=== EXERCISE ===
Say only how many lines contain the word "Pilani".

— Begin RECORDS SUPPLIED —

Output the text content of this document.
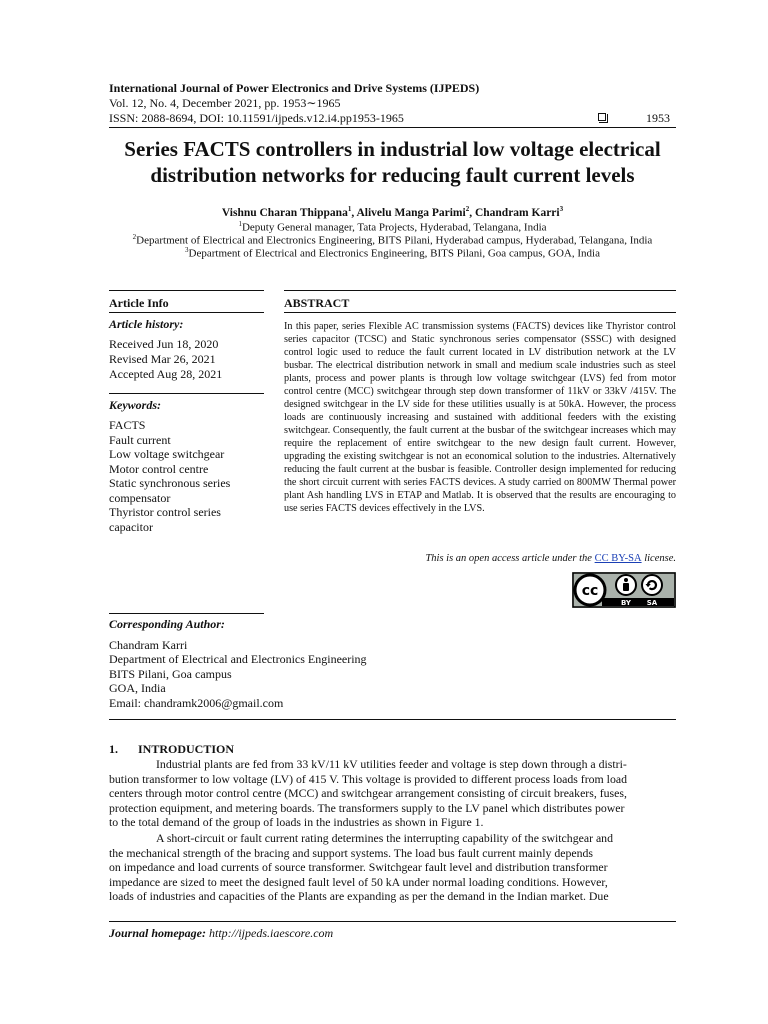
International Journal of Power Electronics and Drive Systems (IJPEDS)
Vol. 12, No. 4, December 2021, pp. 1953∼1965
ISSN: 2088-8694, DOI: 10.11591/ijpeds.v12.i4.pp1953-1965	1953
Series FACTS controllers in industrial low voltage electrical
distribution networks for reducing fault current levels
Vishnu Charan Thippana$^1$, Alivelu Manga Parimi$^2$, Chandram Karri$^3$
$^1$Deputy General manager, Tata Projects, Hyderabad, Telangana, India
$^2$Department of Electrical and Electronics Engineering, BITS Pilani, Hyderabad campus, Hyderabad, Telangana, India
$^3$Department of Electrical and Electronics Engineering, BITS Pilani, Goa campus, GOA, India
Article Info	ABSTRACT
Article history:
Received Jun 18, 2020
Revised Mar 26, 2021
Accepted Aug 28, 2021
Keywords:
FACTS
Fault current
Low voltage switchgear
Motor control centre
Static synchronous series
compensator
Thyristor control series
capacitor
In this paper, series Flexible AC transmission systems (FACTS) devices like Thyristor control series capacitor (TCSC) and Static synchronous series compensator (SSSC) with designed control logic used to reduce the fault current located in LV distribution network at the LV busbar. The electrical distribution network in small and medium scale industries such as steel plants, process and power plants is through low voltage switchgear (LVS) fed from motor control centre (MCC) switchgear through step down transformer of 11kV or 33kV /415V. The designed switchgear in the LV side for these utilities usually is at 50kA. However, the process loads are continuously increasing and sustained with additional feeders with the existing switchgear. Consequently, the fault current at the busbar of the switchgear increases which may require the replacement of entire switchgear to the new design fault current. However, upgrading the existing switchgear is not an economical solution to the industries. Alternatively reducing the fault current at the busbar is feasible. Controller design implemented for reducing the short circuit current with series FACTS devices. A study carried on 800MW Thermal power plant Ash handling LVS in ETAP and Matlab. It is observed that the results are encouraging to use series FACTS devices effectively in the LVS.
This is an open access article under the CC BY-SA license.
cc
BY SA
Corresponding Author:
Chandram Karri
Department of Electrical and Electronics Engineering
BITS Pilani, Goa campus
GOA, India
Email: chandramk2006@gmail.com
1. INTRODUCTION
Industrial plants are fed from 33 kV/11 kV utilities feeder and voltage is step down through a distri-
bution transformer to low voltage (LV) of 415 V. This voltage is provided to different process loads from load
centers through motor control centre (MCC) and switchgear arrangement consisting of circuit breakers, fuses,
protection equipment, and metering boards. The transformers supply to the LV panel which distributes power
to the total demand of the group of loads in the industries as shown in Figure 1.
A short-circuit or fault current rating determines the interrupting capability of the switchgear and
the mechanical strength of the bracing and support systems. The load bus fault current mainly depends
on impedance and load currents of source transformer. Switchgear fault level and distribution transformer
impedance are sized to meet the designed fault level of 50 kA under normal loading conditions. However,
loads of industries and capacities of the Plants are expanding as per the demand in the Indian market. Due
Journal homepage: http://ijpeds.iaescore.com
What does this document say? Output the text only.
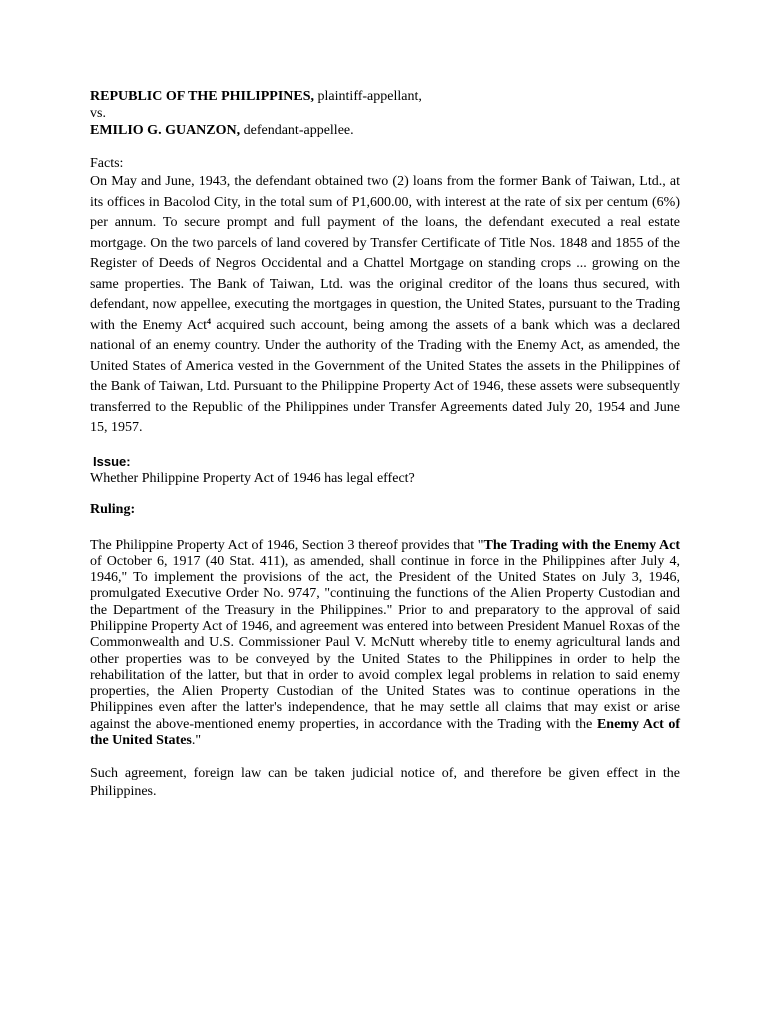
REPUBLIC OF THE PHILIPPINES, plaintiff-appellant,

vs.

EMILIO G. GUANZON, defendant-appellee.

Facts:

On May and June, 1943, the defendant obtained two (2) loans from the former Bank of Taiwan, Ltd., at its offices in Bacolod City, in the total sum of P1,600.00, with interest at the rate of six per centum (6%) per annum. To secure prompt and full payment of the loans, the defendant executed a real estate mortgage. On the two parcels of land covered by Transfer Certificate of Title Nos. 1848 and 1855 of the Register of Deeds of Negros Occidental and a Chattel Mortgage on standing crops ... growing on the same properties. The Bank of Taiwan, Ltd. was the original creditor of the loans thus secured, with defendant, now appellee, executing the mortgages in question, the United States, pursuant to the Trading with the Enemy Act$^4$ acquired such account, being among the assets of a bank which was a declared national of an enemy country. Under the authority of the Trading with the Enemy Act, as amended, the United States of America vested in the Government of the United States the assets in the Philippines of the Bank of Taiwan, Ltd. Pursuant to the Philippine Property Act of 1946, these assets were subsequently transferred to the Republic of the Philippines under Transfer Agreements dated July 20, 1954 and June 15, 1957.

Issue:

Whether Philippine Property Act of 1946 has legal effect?

Ruling:

The Philippine Property Act of 1946, Section 3 thereof provides that "The Trading with the Enemy Act of October 6, 1917 (40 Stat. 411), as amended, shall continue in force in the Philippines after July 4, 1946," To implement the provisions of the act, the President of the United States on July 3, 1946, promulgated Executive Order No. 9747, "continuing the functions of the Alien Property Custodian and the Department of the Treasury in the Philippines." Prior to and preparatory to the approval of said Philippine Property Act of 1946, and agreement was entered into between President Manuel Roxas of the Commonwealth and U.S. Commissioner Paul V. McNutt whereby title to enemy agricultural lands and other properties was to be conveyed by the United States to the Philippines in order to help the rehabilitation of the latter, but that in order to avoid complex legal problems in relation to said enemy properties, the Alien Property Custodian of the United States was to continue operations in the Philippines even after the latter's independence, that he may settle all claims that may exist or arise against the above-mentioned enemy properties, in accordance with the Trading with the Enemy Act of the United States."

Such agreement, foreign law can be taken judicial notice of, and therefore be given effect in the Philippines.
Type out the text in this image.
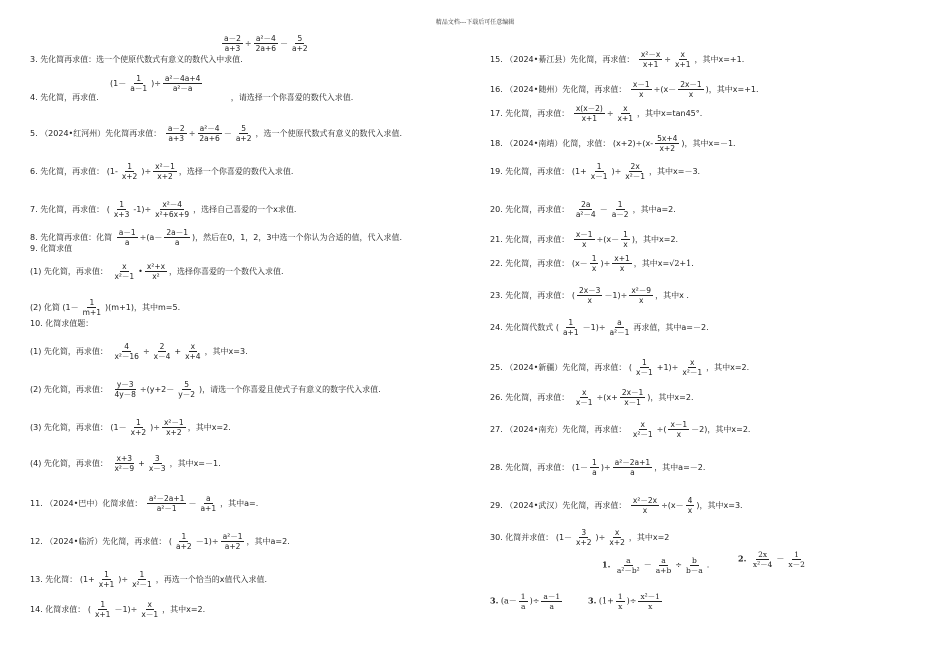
精品文档---下载后可任意编辑
$\frac{a-2}{a+3} \div \frac{\text{a²－4}}{2a+6} - \frac{5}{a+2}$
3. 先化简再求值：选一个使原代数式有意义的数代入中求值.
($1- \frac{1}{a-1}$ )÷ $\frac{\text{a²－4a+4}}{\text{a²－a}}$
4. 先化简，再求值.	，请选择一个你喜爱的数代入求值.
5. （2024•红河州）先化简再求值： $\frac{a-2}{a+3} \div \frac{\text{a²－4}}{2a+6} - \frac{5}{a+2}$ ，选一个使原代数式有意义的数代入求值.
6. 先化简，再求值： ($1- \frac{1}{x+2}$ )÷ $\frac{\text{x²－1}}{x+2}$ ，选择一个你喜爱的数代入求值.
7. 先化简，再求值： ( $\frac{1}{x+3} -1)\div \frac{\text{x²－4}}{\text{x²+6x+9}}$ ，选择自己喜爱的一个x求值.
8. 先化简再求值：化简 $\frac{a-1}{a} \div(a- \frac{2a-1}{a}$ )，然后在0，1，2，3中选一个你认为合适的值，代入求值.
9. 化简求值
(1) 先化简，再求值： $\frac{x}{\text{x²－1}}$ • $\frac{\text{x²+x}}{\text{x²}}$ ，选择你喜爱的一个数代入求值.
(2) 化简 $(1- \frac{1}{m+1} )(m+1)$，其中m=5.
10. 化简求值题：
(1) 先化简，再求值： $\frac{4}{\text{x²－16}} \div \frac{2}{x-4} + \frac{x}{x+4}$ ，其中x=3.
(2) 先化简，再求值： $\frac{y-3}{4y-8} \div(y+2- \frac{5}{y-2}$ )，请选一个你喜爱且使式子有意义的数字代入求值.
(3) 先化简，再求值： ($1- \frac{1}{x+2}$ )÷ $\frac{\text{x²－1}}{x+2}$ ，其中x=2.
(4) 先化简，再求值： $\frac{x+3}{\text{x²－9}} + \frac{3}{x-3}$ ，其中x=－1.
11. （2024•巴中）化简求值： $\frac{\text{a²－2a+1}}{\text{a²－1}} - \frac{a}{a+1}$ ，其中a=.
12. （2024•临沂）先化简，再求值： ( $\frac{1}{a+2} -1)\div \frac{\text{a²－1}}{a+2}$ ，其中a=2.
13. 先化简： ($1+ \frac{1}{x+1}$ )÷ $\frac{1}{\text{x²－1}}$ ，再选一个恰当的x值代入求值.
14. 化简求值： ( $\frac{1}{x+1} -1)\div \frac{x}{x-1}$ ，其中x=2.
15. （2024•綦江县）先化简，再求值： $\frac{\text{x²－x}}{x+1} \div \frac{x}{x+1}$ ，其中x=+1.
16. （2024•随州）先化简，再求值： $\frac{x-1}{x} \div(x- \frac{2x-1}{x}$ )，其中x=+1.
17. 先化简，再求值： $\frac{x(x-2)}{x+1} \div \frac{x}{x+1}$ ，其中x=tan45°.
18. （2024•南靖）化简，求值： $(x+2)\div(x- \frac{5x+4}{x+2}$ )，其中x=－1.
19. 先化简，再求值： ($1+ \frac{1}{x-1}$ )÷ $\frac{2x}{\text{x²－1}}$ ，其中x=－3.
20. 先化简，再求值： $\frac{2a}{\text{a²－4}} - \frac{1}{a-2}$ ，其中a=2.
21. 先化简，再求值： $\frac{x-1}{x} \div(x- \frac{1}{x}$ )，其中x=2.
22. 先化简，再求值： ($x- \frac{1}{x}$ )÷ $\frac{x+1}{x}$ ，其中x=√2+1.
23. 先化简，再求值： ( $\frac{2x-3}{x} -1)\div \frac{\text{x²－9}}{x}$ ，其中x .
24. 先化简代数式 ( $\frac{1}{a+1} -1)\div \frac{a}{\text{a²－1}}$ 再求值，其中a=－2.
25. （2024•新疆）先化简，再求值： ( $\frac{1}{x-1} +1)\div \frac{x}{\text{x²－1}}$ ，其中x=2.
26. 先化简，再求值： $\frac{x}{x-1} \div(x+ \frac{2x-1}{x-1}$ )，其中x=2.
27. （2024•南充）先化简，再求值： $\frac{x}{\text{x²－1}}$ ÷( $\frac{x-1}{x} -2$)，其中x=2.
28. 先化简，再求值： ($1- \frac{1}{a}$ )÷ $\frac{\text{a²－2a+1}}{a}$ ，其中a=－2.
29. （2024•武汉）先化简，再求值： $\frac{\text{x²－2x}}{x} \div(x- \frac{4}{x}$ )，其中x=3.
30. 化简并求值： ($1- \frac{3}{x+2}$ )÷ $\frac{x}{x+2}$ ，其中x=2
1. $\frac{a}{\text{a²－b²}} - \frac{a}{a+b} \div \frac{b}{b-a}$ .
2. $\frac{2x}{\text{x²－4}} - \frac{1}{x-2}$
3. ($a- \frac{1}{a}$ )÷ $\frac{a-1}{a}$	3. ($1+ \frac{1}{x}$ )÷ $\frac{\text{x²－1}}{x}$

— End RECORDS SUPPLIED —

=== WRITTEN SOLUTION ===
3